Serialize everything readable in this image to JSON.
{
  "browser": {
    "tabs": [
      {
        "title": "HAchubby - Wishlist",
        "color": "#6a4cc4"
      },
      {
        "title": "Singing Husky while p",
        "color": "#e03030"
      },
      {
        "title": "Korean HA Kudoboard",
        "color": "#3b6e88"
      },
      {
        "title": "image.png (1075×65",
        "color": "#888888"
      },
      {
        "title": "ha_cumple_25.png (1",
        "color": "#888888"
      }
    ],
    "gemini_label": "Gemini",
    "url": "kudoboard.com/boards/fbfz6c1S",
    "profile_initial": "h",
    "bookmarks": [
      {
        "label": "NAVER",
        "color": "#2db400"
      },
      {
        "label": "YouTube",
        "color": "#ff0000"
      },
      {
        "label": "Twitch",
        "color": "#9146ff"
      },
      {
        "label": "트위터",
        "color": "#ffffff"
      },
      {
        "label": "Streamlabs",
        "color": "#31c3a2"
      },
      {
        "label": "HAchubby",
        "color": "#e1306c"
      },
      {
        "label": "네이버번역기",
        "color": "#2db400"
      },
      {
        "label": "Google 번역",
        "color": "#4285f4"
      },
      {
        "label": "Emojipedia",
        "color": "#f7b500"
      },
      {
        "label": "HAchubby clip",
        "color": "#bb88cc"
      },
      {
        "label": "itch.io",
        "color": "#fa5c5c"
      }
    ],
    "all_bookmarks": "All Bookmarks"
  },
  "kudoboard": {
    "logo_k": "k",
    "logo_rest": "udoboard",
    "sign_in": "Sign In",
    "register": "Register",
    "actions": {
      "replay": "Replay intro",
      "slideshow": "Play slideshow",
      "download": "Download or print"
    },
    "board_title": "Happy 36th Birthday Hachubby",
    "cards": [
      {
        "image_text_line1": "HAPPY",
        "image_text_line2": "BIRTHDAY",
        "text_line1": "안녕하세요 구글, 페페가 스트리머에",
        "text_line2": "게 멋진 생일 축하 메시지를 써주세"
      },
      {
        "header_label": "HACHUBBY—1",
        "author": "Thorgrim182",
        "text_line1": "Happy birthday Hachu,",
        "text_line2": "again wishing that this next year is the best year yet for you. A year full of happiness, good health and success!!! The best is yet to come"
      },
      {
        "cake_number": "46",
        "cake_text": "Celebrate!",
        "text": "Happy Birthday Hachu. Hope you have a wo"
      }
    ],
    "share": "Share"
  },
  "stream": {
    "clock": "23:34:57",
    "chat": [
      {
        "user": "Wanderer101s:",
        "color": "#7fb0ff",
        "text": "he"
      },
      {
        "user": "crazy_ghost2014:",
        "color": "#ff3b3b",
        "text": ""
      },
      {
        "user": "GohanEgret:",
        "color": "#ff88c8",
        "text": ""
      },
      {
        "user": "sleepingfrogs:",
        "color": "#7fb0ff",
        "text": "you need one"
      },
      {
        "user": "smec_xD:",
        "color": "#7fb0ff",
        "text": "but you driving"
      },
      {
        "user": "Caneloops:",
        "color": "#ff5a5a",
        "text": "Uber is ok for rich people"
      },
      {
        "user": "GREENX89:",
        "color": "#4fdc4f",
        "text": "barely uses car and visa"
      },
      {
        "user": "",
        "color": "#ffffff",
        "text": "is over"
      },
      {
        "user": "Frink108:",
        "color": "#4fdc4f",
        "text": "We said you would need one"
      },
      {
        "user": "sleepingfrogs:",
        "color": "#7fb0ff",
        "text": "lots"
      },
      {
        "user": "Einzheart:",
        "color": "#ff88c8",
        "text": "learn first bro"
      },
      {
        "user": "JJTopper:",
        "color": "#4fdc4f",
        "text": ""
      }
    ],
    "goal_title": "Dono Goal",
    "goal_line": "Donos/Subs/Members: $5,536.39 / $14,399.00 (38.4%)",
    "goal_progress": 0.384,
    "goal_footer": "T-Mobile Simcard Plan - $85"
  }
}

========================================

» **Job**
Write out the entire listing exactly.

» **Answer for the task**
Serialize everything readable in this image to JSON.
{
  "browser": {
    "tabs": [
      {
        "title": "HAchubby - Wishlist",
        "color": "#6a4cc4"
      },
      {
        "title": "Singing Husky while p",
        "color": "#e03030"
      },
      {
        "title": "Korean HA Kudoboard",
        "color": "#3b6e88"
      },
      {
        "title": "image.png (1075×65",
        "color": "#888888"
      },
      {
        "title": "ha_cumple_25.png (1",
        "color": "#888888"
      }
    ],
    "gemini_label": "Gemini",
    "url": "kudoboard.com/boards/fbfz6c1S",
    "profile_initial": "h",
    "bookmarks": [
      {
        "label": "NAVER",
        "color": "#2db400"
      },
      {
        "label": "YouTube",
        "color": "#ff0000"
      },
      {
        "label": "Twitch",
        "color": "#9146ff"
      },
      {
        "label": "트위터",
        "color": "#ffffff"
      },
      {
        "label": "Streamlabs",
        "color": "#31c3a2"
      },
      {
        "label": "HAchubby",
        "color": "#e1306c"
      },
      {
        "label": "네이버번역기",
        "color": "#2db400"
      },
      {
        "label": "Google 번역",
        "color": "#4285f4"
      },
      {
        "label": "Emojipedia",
        "color": "#f7b500"
      },
      {
        "label": "HAchubby clip",
        "color": "#bb88cc"
      },
      {
        "label": "itch.io",
        "color": "#fa5c5c"
      }
    ],
    "all_bookmarks": "All Bookmarks"
  },
  "kudoboard": {
    "logo_k": "k",
    "logo_rest": "udoboard",
    "sign_in": "Sign In",
    "register": "Register",
    "actions": {
      "replay": "Replay intro",
      "slideshow": "Play slideshow",
      "download": "Download or print"
    },
    "board_title": "Happy 36th Birthday Hachubby",
    "cards": [
      {
        "image_text_line1": "HAPPY",
        "image_text_line2": "BIRTHDAY",
        "text_line1": "안녕하세요 구글, 페페가 스트리머에",
        "text_line2": "게 멋진 생일 축하 메시지를 써주세"
      },
      {
        "header_label": "HACHUBBY—1",
        "author": "Thorgrim182",
        "text_line1": "Happy birthday Hachu,",
        "text_line2": "again wishing that this next year is the best year yet for you. A year full of happiness, good health and success!!! The best is yet to come"
      },
      {
        "cake_number": "46",
        "cake_text": "Celebrate!",
        "text": "Happy Birthday Hachu. Hope you have a wo"
      }
    ],
    "share": "Share"
  },
  "stream": {
    "clock": "23:34:57",
    "chat": [
      {
        "user": "Wanderer101s:",
        "color": "#7fb0ff",
        "text": "he"
      },
      {
        "user": "crazy_ghost2014:",
        "color": "#ff3b3b",
        "text": ""
      },
      {
        "user": "GohanEgret:",
        "color": "#ff88c8",
        "text": ""
      },
      {
        "user": "sleepingfrogs:",
        "color": "#7fb0ff",
        "text": "you need one"
      },
      {
        "user": "smec_xD:",
        "color": "#7fb0ff",
        "text": "but you driving"
      },
      {
        "user": "Caneloops:",
        "color": "#ff5a5a",
        "text": "Uber is ok for rich people"
      },
      {
        "user": "GREENX89:",
        "color": "#4fdc4f",
        "text": "barely uses car and visa"
      },
      {
        "user": "",
        "color": "#ffffff",
        "text": "is over"
      },
      {
        "user": "Frink108:",
        "color": "#4fdc4f",
        "text": "We said you would need one"
      },
      {
        "user": "sleepingfrogs:",
        "color": "#7fb0ff",
        "text": "lots"
      },
      {
        "user": "Einzheart:",
        "color": "#ff88c8",
        "text": "learn first bro"
      },
      {
        "user": "JJTopper:",
        "color": "#4fdc4f",
        "text": ""
      }
    ],
    "goal_title": "Dono Goal",
    "goal_line": "Donos/Subs/Members: $5,536.39 / $14,399.00 (38.4%)",
    "goal_progress": 0.384,
    "goal_footer": "T-Mobile Simcard Plan - $85"
  }
}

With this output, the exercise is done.